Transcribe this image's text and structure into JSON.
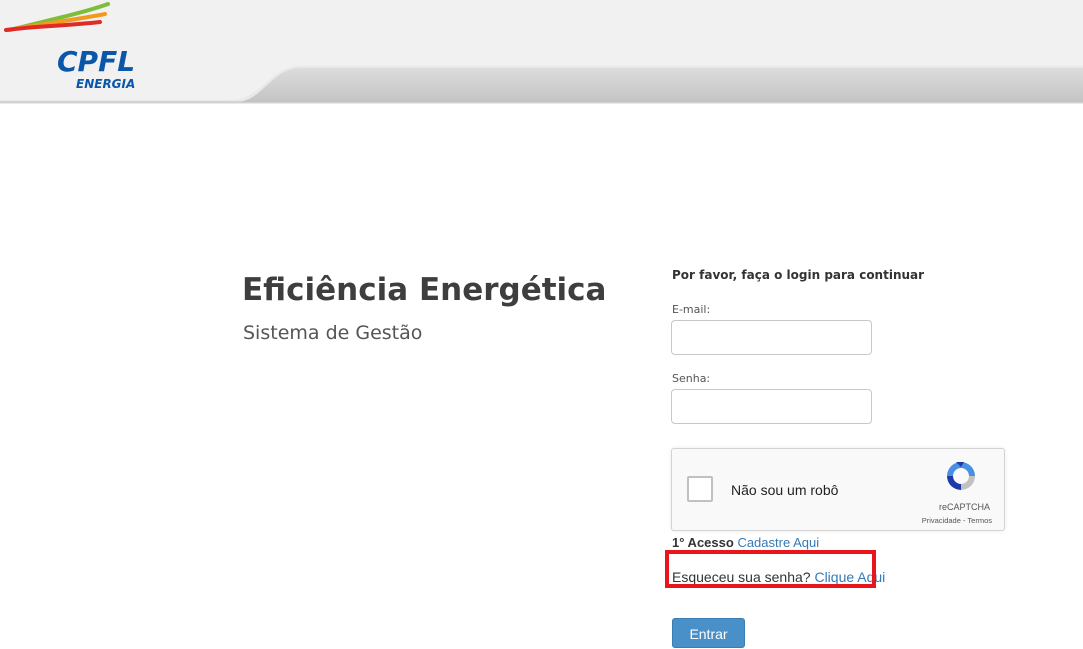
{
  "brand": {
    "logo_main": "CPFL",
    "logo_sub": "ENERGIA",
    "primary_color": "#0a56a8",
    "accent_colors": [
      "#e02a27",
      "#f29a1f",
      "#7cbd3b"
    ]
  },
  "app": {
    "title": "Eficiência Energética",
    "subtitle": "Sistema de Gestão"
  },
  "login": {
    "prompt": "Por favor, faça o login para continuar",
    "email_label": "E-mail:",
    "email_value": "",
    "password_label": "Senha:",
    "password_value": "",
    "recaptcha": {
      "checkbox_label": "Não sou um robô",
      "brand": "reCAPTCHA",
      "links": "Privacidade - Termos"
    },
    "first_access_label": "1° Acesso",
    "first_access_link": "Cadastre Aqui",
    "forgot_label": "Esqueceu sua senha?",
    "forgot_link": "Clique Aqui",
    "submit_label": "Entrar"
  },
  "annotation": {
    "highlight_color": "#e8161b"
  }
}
-*-
→ To be done: Quote the material in full and exactly; do not carry over its pictures.

→ Full response:
Transcribe this image's text and structure into JSON.
{
  "brand": {
    "logo_main": "CPFL",
    "logo_sub": "ENERGIA",
    "primary_color": "#0a56a8",
    "accent_colors": [
      "#e02a27",
      "#f29a1f",
      "#7cbd3b"
    ]
  },
  "app": {
    "title": "Eficiência Energética",
    "subtitle": "Sistema de Gestão"
  },
  "login": {
    "prompt": "Por favor, faça o login para continuar",
    "email_label": "E-mail:",
    "email_value": "",
    "password_label": "Senha:",
    "password_value": "",
    "recaptcha": {
      "checkbox_label": "Não sou um robô",
      "brand": "reCAPTCHA",
      "links": "Privacidade - Termos"
    },
    "first_access_label": "1° Acesso",
    "first_access_link": "Cadastre Aqui",
    "forgot_label": "Esqueceu sua senha?",
    "forgot_link": "Clique Aqui",
    "submit_label": "Entrar"
  },
  "annotation": {
    "highlight_color": "#e8161b"
  }
}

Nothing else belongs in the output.